* START Available records *

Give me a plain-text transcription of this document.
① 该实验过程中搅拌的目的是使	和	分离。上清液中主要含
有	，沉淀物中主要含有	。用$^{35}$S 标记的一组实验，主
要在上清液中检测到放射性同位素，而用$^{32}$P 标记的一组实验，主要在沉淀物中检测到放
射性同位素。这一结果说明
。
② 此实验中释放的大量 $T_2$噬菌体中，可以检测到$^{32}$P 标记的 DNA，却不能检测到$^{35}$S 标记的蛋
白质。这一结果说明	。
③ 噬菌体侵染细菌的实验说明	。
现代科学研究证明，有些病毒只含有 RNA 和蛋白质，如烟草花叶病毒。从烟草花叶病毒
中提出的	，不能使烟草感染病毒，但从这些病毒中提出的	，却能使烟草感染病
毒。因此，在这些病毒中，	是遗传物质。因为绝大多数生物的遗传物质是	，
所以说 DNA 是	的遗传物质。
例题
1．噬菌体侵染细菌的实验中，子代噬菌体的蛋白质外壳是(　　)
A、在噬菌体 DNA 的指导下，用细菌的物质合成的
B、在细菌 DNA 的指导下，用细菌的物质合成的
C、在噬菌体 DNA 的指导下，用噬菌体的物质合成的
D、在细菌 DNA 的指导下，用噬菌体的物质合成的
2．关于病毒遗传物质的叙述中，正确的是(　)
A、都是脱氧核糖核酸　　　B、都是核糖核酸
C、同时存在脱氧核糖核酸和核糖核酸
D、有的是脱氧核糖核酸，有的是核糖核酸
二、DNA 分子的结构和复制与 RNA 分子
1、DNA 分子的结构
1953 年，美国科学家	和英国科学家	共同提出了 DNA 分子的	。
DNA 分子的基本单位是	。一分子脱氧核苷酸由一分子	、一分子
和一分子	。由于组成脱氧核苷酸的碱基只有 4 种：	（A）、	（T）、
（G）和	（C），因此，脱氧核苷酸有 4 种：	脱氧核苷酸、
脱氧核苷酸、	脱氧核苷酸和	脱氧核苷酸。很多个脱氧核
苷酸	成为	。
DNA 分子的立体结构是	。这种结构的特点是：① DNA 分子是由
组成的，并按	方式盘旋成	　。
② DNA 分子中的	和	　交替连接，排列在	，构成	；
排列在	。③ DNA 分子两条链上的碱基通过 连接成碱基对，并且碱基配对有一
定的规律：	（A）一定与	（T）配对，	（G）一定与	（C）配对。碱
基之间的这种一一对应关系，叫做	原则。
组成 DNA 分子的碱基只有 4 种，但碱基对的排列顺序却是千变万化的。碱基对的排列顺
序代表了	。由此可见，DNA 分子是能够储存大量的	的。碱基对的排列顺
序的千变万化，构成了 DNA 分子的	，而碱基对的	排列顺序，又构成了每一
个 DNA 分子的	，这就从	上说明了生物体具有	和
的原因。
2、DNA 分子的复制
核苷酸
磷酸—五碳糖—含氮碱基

* END Available records *

* Stated task *
Repeat each entry word for word.

* Answer to the problem *
Give me a plain-text transcription of this document.
① 该实验过程中搅拌的目的是使	和	分离。上清液中主要含
有	，沉淀物中主要含有	。用$^{35}$S 标记的一组实验，主
要在上清液中检测到放射性同位素，而用$^{32}$P 标记的一组实验，主要在沉淀物中检测到放
射性同位素。这一结果说明
。
② 此实验中释放的大量 $T_2$噬菌体中，可以检测到$^{32}$P 标记的 DNA，却不能检测到$^{35}$S 标记的蛋
白质。这一结果说明	。
③ 噬菌体侵染细菌的实验说明	。
现代科学研究证明，有些病毒只含有 RNA 和蛋白质，如烟草花叶病毒。从烟草花叶病毒
中提出的	，不能使烟草感染病毒，但从这些病毒中提出的	，却能使烟草感染病
毒。因此，在这些病毒中，	是遗传物质。因为绝大多数生物的遗传物质是	，
所以说 DNA 是	的遗传物质。
例题
1．噬菌体侵染细菌的实验中，子代噬菌体的蛋白质外壳是(　　)
A、在噬菌体 DNA 的指导下，用细菌的物质合成的
B、在细菌 DNA 的指导下，用细菌的物质合成的
C、在噬菌体 DNA 的指导下，用噬菌体的物质合成的
D、在细菌 DNA 的指导下，用噬菌体的物质合成的
2．关于病毒遗传物质的叙述中，正确的是(　)
A、都是脱氧核糖核酸　　　B、都是核糖核酸
C、同时存在脱氧核糖核酸和核糖核酸
D、有的是脱氧核糖核酸，有的是核糖核酸
二、DNA 分子的结构和复制与 RNA 分子
1、DNA 分子的结构
1953 年，美国科学家	和英国科学家	共同提出了 DNA 分子的	。
DNA 分子的基本单位是	。一分子脱氧核苷酸由一分子	、一分子
和一分子	。由于组成脱氧核苷酸的碱基只有 4 种：	（A）、	（T）、
（G）和	（C），因此，脱氧核苷酸有 4 种：	脱氧核苷酸、
脱氧核苷酸、	脱氧核苷酸和	脱氧核苷酸。很多个脱氧核
苷酸	成为	。
DNA 分子的立体结构是	。这种结构的特点是：① DNA 分子是由
组成的，并按	方式盘旋成	　。
② DNA 分子中的	和	　交替连接，排列在	，构成	；
排列在	。③ DNA 分子两条链上的碱基通过 连接成碱基对，并且碱基配对有一
定的规律：	（A）一定与	（T）配对，	（G）一定与	（C）配对。碱
基之间的这种一一对应关系，叫做	原则。
组成 DNA 分子的碱基只有 4 种，但碱基对的排列顺序却是千变万化的。碱基对的排列顺
序代表了	。由此可见，DNA 分子是能够储存大量的	的。碱基对的排列顺
序的千变万化，构成了 DNA 分子的	，而碱基对的	排列顺序，又构成了每一
个 DNA 分子的	，这就从	上说明了生物体具有	和
的原因。
2、DNA 分子的复制
核苷酸
磷酸—五碳糖—含氮碱基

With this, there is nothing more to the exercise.